[ENTRIES SHOWN start]
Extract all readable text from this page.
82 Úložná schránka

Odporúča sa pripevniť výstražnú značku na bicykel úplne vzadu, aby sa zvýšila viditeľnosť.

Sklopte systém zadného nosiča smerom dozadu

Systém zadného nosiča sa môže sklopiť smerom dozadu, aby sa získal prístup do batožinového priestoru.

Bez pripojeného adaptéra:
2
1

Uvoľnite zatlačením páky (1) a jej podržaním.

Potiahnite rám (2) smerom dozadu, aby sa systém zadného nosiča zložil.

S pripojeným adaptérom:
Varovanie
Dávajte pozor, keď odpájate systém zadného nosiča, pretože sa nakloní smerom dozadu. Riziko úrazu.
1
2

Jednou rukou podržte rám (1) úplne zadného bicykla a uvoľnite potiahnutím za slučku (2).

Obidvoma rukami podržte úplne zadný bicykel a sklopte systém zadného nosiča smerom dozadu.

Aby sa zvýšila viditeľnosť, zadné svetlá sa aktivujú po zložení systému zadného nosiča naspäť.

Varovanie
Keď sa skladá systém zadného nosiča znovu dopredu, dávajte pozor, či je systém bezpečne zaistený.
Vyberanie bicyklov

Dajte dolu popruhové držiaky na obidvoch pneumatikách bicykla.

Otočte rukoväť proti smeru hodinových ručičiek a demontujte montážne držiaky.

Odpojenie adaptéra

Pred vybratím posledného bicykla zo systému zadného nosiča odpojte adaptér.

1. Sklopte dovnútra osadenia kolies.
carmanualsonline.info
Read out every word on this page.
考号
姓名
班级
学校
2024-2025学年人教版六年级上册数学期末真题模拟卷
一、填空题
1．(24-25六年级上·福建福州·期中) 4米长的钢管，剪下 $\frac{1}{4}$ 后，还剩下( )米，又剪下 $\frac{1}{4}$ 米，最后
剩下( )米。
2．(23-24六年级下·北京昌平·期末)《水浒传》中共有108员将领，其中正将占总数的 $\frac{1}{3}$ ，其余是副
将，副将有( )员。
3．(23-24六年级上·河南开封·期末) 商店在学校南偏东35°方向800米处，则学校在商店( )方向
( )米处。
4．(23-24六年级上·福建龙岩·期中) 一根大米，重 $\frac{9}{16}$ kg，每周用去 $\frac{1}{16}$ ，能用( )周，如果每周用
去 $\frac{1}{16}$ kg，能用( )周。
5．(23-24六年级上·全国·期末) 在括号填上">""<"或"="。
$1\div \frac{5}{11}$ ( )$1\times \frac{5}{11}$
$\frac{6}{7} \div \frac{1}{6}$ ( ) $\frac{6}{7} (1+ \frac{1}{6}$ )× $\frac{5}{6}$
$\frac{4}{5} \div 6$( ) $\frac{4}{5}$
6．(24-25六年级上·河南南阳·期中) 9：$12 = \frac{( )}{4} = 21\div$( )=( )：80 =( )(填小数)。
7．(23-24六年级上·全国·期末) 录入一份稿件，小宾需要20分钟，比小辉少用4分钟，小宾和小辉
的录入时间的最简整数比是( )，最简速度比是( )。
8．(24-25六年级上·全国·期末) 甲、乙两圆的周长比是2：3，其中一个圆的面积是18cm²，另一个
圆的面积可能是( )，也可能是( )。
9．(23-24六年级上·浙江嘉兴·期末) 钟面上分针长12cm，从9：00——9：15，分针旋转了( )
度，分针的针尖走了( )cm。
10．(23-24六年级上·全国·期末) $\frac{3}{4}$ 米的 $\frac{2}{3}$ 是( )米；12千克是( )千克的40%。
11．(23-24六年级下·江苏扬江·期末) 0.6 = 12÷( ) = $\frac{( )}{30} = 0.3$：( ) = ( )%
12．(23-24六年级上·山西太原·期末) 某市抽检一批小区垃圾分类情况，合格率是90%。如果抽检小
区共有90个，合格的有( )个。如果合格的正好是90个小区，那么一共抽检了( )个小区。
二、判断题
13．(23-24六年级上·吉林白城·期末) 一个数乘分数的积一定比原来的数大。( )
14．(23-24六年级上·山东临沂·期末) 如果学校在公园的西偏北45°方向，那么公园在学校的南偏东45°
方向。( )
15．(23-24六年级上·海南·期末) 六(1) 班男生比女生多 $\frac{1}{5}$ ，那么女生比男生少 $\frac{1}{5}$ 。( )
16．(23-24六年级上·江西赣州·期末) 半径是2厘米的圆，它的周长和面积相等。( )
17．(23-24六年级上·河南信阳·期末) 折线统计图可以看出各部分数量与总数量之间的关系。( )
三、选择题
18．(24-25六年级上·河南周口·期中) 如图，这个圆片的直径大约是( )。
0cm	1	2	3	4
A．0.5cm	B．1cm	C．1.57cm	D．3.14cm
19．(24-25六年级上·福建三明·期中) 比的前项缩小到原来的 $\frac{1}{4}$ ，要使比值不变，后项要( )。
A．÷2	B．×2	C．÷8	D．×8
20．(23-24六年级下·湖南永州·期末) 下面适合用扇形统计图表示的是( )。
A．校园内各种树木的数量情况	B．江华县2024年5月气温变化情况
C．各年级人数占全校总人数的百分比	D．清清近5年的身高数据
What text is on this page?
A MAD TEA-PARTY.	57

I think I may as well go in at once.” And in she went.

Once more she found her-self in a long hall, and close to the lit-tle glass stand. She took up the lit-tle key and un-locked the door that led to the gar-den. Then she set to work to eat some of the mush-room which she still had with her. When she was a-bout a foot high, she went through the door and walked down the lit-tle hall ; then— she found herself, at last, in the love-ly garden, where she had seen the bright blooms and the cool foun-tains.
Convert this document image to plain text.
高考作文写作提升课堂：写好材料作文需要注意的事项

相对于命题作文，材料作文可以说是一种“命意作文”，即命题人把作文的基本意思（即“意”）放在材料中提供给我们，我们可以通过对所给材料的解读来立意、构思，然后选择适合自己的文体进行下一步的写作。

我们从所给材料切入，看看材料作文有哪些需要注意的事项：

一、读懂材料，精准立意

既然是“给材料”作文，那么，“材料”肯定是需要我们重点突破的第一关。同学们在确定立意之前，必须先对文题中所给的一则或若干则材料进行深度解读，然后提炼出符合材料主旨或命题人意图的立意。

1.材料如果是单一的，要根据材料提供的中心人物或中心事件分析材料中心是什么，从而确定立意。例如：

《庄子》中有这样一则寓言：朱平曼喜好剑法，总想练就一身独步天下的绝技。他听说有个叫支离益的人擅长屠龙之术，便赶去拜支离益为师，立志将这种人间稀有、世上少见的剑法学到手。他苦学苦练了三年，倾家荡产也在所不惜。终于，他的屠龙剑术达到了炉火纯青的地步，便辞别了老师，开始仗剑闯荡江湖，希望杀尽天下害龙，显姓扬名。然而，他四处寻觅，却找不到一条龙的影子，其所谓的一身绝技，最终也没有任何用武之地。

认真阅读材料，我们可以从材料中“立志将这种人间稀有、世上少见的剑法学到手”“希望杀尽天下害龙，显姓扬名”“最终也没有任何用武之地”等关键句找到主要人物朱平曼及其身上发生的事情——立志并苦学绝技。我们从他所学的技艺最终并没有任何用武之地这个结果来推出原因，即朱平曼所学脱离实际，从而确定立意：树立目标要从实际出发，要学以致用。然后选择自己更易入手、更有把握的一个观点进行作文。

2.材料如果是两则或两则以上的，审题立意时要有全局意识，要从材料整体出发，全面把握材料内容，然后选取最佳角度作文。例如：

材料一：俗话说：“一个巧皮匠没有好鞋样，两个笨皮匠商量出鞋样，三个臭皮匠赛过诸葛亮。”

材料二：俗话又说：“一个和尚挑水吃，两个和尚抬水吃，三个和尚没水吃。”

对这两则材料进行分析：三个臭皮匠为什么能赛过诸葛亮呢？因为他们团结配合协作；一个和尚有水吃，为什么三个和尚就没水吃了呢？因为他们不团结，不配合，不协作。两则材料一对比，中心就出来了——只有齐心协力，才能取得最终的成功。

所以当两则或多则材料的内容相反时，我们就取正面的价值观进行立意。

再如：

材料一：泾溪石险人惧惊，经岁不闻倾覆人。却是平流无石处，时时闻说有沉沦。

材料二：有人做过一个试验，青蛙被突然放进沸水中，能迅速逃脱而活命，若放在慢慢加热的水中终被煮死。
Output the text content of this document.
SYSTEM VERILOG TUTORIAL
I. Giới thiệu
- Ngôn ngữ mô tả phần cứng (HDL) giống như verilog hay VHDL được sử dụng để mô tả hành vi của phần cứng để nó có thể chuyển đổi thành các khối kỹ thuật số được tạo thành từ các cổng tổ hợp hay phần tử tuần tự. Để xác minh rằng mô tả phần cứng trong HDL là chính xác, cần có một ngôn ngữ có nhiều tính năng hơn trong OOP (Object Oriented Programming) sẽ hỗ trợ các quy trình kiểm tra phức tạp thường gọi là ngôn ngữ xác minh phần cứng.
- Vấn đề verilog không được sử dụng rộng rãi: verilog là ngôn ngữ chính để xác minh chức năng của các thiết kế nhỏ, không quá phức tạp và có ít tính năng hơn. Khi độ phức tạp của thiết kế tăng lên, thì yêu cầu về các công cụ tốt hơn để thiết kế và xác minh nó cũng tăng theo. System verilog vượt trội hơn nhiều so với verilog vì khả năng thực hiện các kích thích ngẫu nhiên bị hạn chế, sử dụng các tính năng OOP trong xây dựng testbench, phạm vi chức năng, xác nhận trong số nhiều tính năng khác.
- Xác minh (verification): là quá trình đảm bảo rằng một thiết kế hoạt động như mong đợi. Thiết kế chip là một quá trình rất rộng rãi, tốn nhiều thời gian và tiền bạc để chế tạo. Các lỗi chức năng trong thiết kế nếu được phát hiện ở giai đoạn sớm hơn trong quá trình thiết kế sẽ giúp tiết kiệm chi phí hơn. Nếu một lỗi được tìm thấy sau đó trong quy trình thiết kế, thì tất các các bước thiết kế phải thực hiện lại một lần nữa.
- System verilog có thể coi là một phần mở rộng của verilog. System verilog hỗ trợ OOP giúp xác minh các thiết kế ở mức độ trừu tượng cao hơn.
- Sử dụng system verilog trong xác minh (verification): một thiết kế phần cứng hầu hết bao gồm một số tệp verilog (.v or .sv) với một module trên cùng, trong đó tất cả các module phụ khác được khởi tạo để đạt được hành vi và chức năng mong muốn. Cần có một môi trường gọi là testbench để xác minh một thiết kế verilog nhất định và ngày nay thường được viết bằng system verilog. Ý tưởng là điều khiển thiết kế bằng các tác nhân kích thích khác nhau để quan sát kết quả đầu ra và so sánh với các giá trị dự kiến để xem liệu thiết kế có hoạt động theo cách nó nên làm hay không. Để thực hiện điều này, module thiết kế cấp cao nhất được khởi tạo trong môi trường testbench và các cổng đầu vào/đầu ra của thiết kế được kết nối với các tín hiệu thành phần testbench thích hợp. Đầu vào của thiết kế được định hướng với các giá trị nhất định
[ENTRIES SHOWN end]
TASK TO COMPLETE
Scan the listing above. Gather each line that contains the word "this".

TASK OUTPUT
Extract all readable text from this page.
Read out every word on this page.
What text is on this page?
Convert this document image to plain text.
Output the text content of this document.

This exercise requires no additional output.